Task objective: Copy the material that follows word for word and omit its pictures.

Data entries:
--- --- ---

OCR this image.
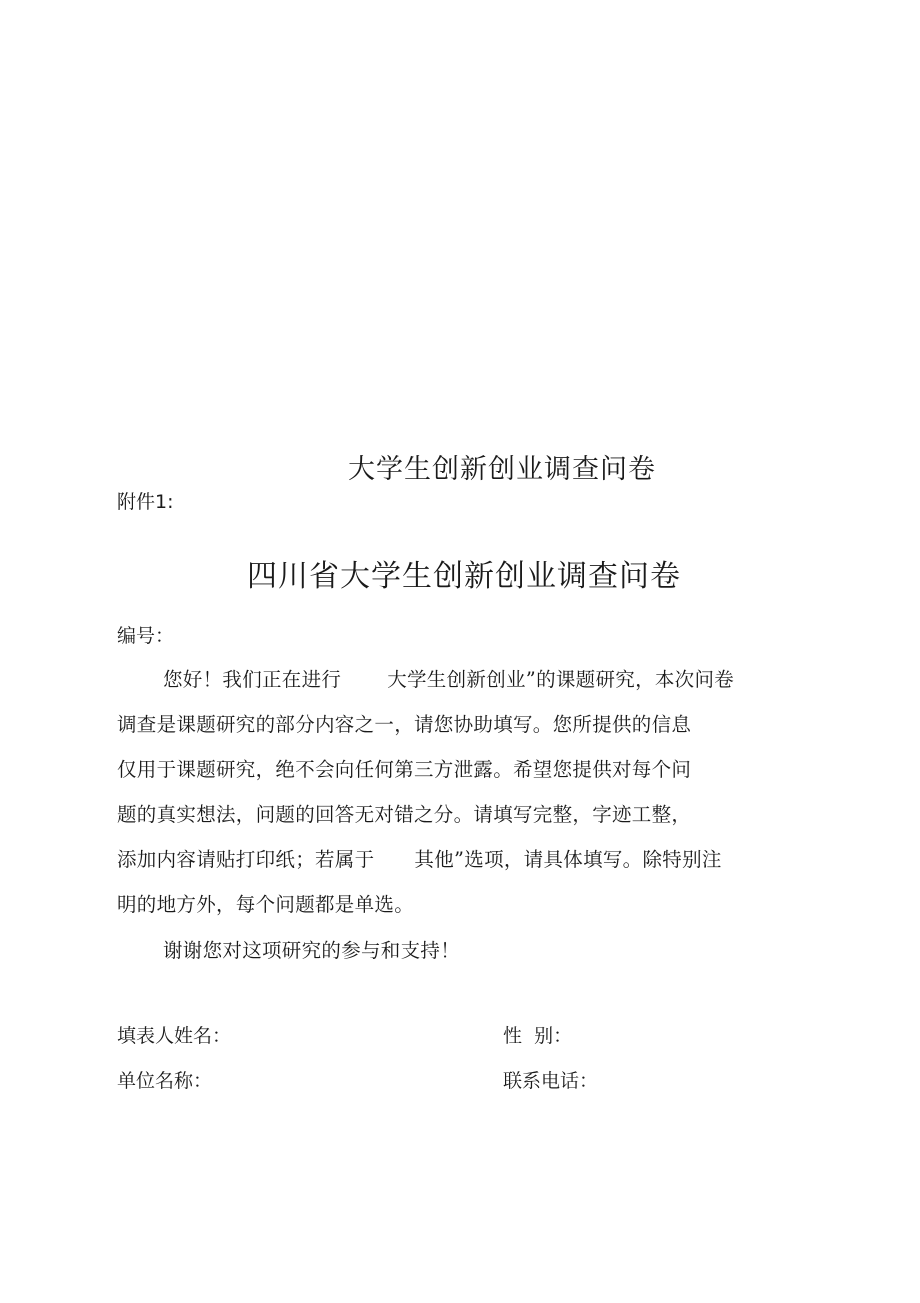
大学生创新创业调查问卷
附件1:
四川省大学生创新创业调查问卷
编号：
您好！我们正在进行 大学生创新创业”的课题研究，本次问卷
调查是课题研究的部分内容之一，请您协助填写。您所提供的信息
仅用于课题研究，绝不会向任何第三方泄露。希望您提供对每个问
题的真实想法，问题的回答无对错之分。请填写完整，字迹工整，
添加内容请贴打印纸；若属于 其他”选项，请具体填写。除特别注
明的地方外，每个问题都是单选。
谢谢您对这项研究的参与和支持！
填表人姓名：	性  别：
单位名称：	联系电话：
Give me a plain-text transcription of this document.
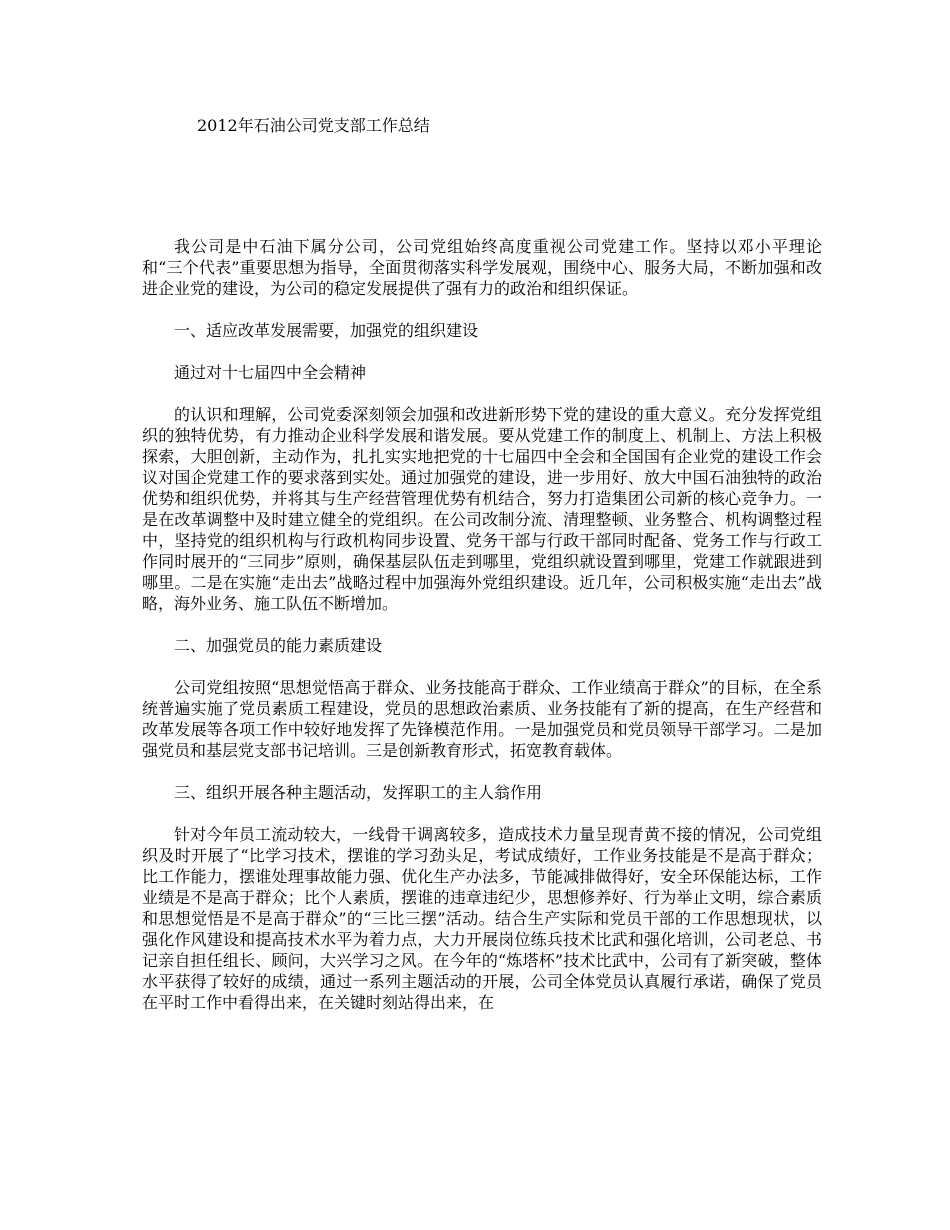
2012年石油公司党支部工作总结

我公司是中石油下属分公司，公司党组始终高度重视公司党建工作。坚持以邓小平理论和“三个代表”重要思想为指导，全面贯彻落实科学发展观，围绕中心、服务大局，不断加强和改进企业党的建设，为公司的稳定发展提供了强有力的政治和组织保证。

一、适应改革发展需要，加强党的组织建设

通过对十七届四中全会精神

的认识和理解，公司党委深刻领会加强和改进新形势下党的建设的重大意义。充分发挥党组织的独特优势，有力推动企业科学发展和谐发展。要从党建工作的制度上、机制上、方法上积极探索，大胆创新，主动作为，扎扎实实地把党的十七届四中全会和全国国有企业党的建设工作会议对国企党建工作的要求落到实处。通过加强党的建设，进一步用好、放大中国石油独特的政治优势和组织优势，并将其与生产经营管理优势有机结合，努力打造集团公司新的核心竞争力。一是在改革调整中及时建立健全的党组织。在公司改制分流、清理整顿、业务整合、机构调整过程中，坚持党的组织机构与行政机构同步设置、党务干部与行政干部同时配备、党务工作与行政工作同时展开的“三同步”原则，确保基层队伍走到哪里，党组织就设置到哪里，党建工作就跟进到哪里。二是在实施“走出去”战略过程中加强海外党组织建设。近几年，公司积极实施“走出去”战略，海外业务、施工队伍不断增加。

二、加强党员的能力素质建设

公司党组按照“思想觉悟高于群众、业务技能高于群众、工作业绩高于群众”的目标，在全系统普遍实施了党员素质工程建设，党员的思想政治素质、业务技能有了新的提高，在生产经营和改革发展等各项工作中较好地发挥了先锋模范作用。一是加强党员和党员领导干部学习。二是加强党员和基层党支部书记培训。三是创新教育形式，拓宽教育载体。

三、组织开展各种主题活动，发挥职工的主人翁作用

针对今年员工流动较大，一线骨干调离较多，造成技术力量呈现青黄不接的情况，公司党组织及时开展了“比学习技术，摆谁的学习劲头足，考试成绩好，工作业务技能是不是高于群众；比工作能力，摆谁处理事故能力强、优化生产办法多，节能减排做得好，安全环保能达标，工作业绩是不是高于群众；比个人素质，摆谁的违章违纪少，思想修养好、行为举止文明，综合素质和思想觉悟是不是高于群众”的“三比三摆”活动。结合生产实际和党员干部的工作思想现状，以强化作风建设和提高技术水平为着力点，大力开展岗位练兵技术比武和强化培训，公司老总、书记亲自担任组长、顾问，大兴学习之风。在今年的“炼塔杯”技术比武中，公司有了新突破，整体水平获得了较好的成绩，通过一系列主题活动的开展，公司全体党员认真履行承诺，确保了党员在平时工作中看得出来，在关键时刻站得出来，在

--- --- ---

Task response:
OCR this image.
大学生创新创业调查问卷
附件1:
四川省大学生创新创业调查问卷
编号：
您好！我们正在进行 大学生创新创业”的课题研究，本次问卷
调查是课题研究的部分内容之一，请您协助填写。您所提供的信息
仅用于课题研究，绝不会向任何第三方泄露。希望您提供对每个问
题的真实想法，问题的回答无对错之分。请填写完整，字迹工整，
添加内容请贴打印纸；若属于 其他”选项，请具体填写。除特别注
明的地方外，每个问题都是单选。
谢谢您对这项研究的参与和支持！
填表人姓名：	性  别：
单位名称：	联系电话：
Give me a plain-text transcription of this document.
2012年石油公司党支部工作总结

我公司是中石油下属分公司，公司党组始终高度重视公司党建工作。坚持以邓小平理论和“三个代表”重要思想为指导，全面贯彻落实科学发展观，围绕中心、服务大局，不断加强和改进企业党的建设，为公司的稳定发展提供了强有力的政治和组织保证。

一、适应改革发展需要，加强党的组织建设

通过对十七届四中全会精神

的认识和理解，公司党委深刻领会加强和改进新形势下党的建设的重大意义。充分发挥党组织的独特优势，有力推动企业科学发展和谐发展。要从党建工作的制度上、机制上、方法上积极探索，大胆创新，主动作为，扎扎实实地把党的十七届四中全会和全国国有企业党的建设工作会议对国企党建工作的要求落到实处。通过加强党的建设，进一步用好、放大中国石油独特的政治优势和组织优势，并将其与生产经营管理优势有机结合，努力打造集团公司新的核心竞争力。一是在改革调整中及时建立健全的党组织。在公司改制分流、清理整顿、业务整合、机构调整过程中，坚持党的组织机构与行政机构同步设置、党务干部与行政干部同时配备、党务工作与行政工作同时展开的“三同步”原则，确保基层队伍走到哪里，党组织就设置到哪里，党建工作就跟进到哪里。二是在实施“走出去”战略过程中加强海外党组织建设。近几年，公司积极实施“走出去”战略，海外业务、施工队伍不断增加。

二、加强党员的能力素质建设

公司党组按照“思想觉悟高于群众、业务技能高于群众、工作业绩高于群众”的目标，在全系统普遍实施了党员素质工程建设，党员的思想政治素质、业务技能有了新的提高，在生产经营和改革发展等各项工作中较好地发挥了先锋模范作用。一是加强党员和党员领导干部学习。二是加强党员和基层党支部书记培训。三是创新教育形式，拓宽教育载体。

三、组织开展各种主题活动，发挥职工的主人翁作用

针对今年员工流动较大，一线骨干调离较多，造成技术力量呈现青黄不接的情况，公司党组织及时开展了“比学习技术，摆谁的学习劲头足，考试成绩好，工作业务技能是不是高于群众；比工作能力，摆谁处理事故能力强、优化生产办法多，节能减排做得好，安全环保能达标，工作业绩是不是高于群众；比个人素质，摆谁的违章违纪少，思想修养好、行为举止文明，综合素质和思想觉悟是不是高于群众”的“三比三摆”活动。结合生产实际和党员干部的工作思想现状，以强化作风建设和提高技术水平为着力点，大力开展岗位练兵技术比武和强化培训，公司老总、书记亲自担任组长、顾问，大兴学习之风。在今年的“炼塔杯”技术比武中，公司有了新突破，整体水平获得了较好的成绩，通过一系列主题活动的开展，公司全体党员认真履行承诺，确保了党员在平时工作中看得出来，在关键时刻站得出来，在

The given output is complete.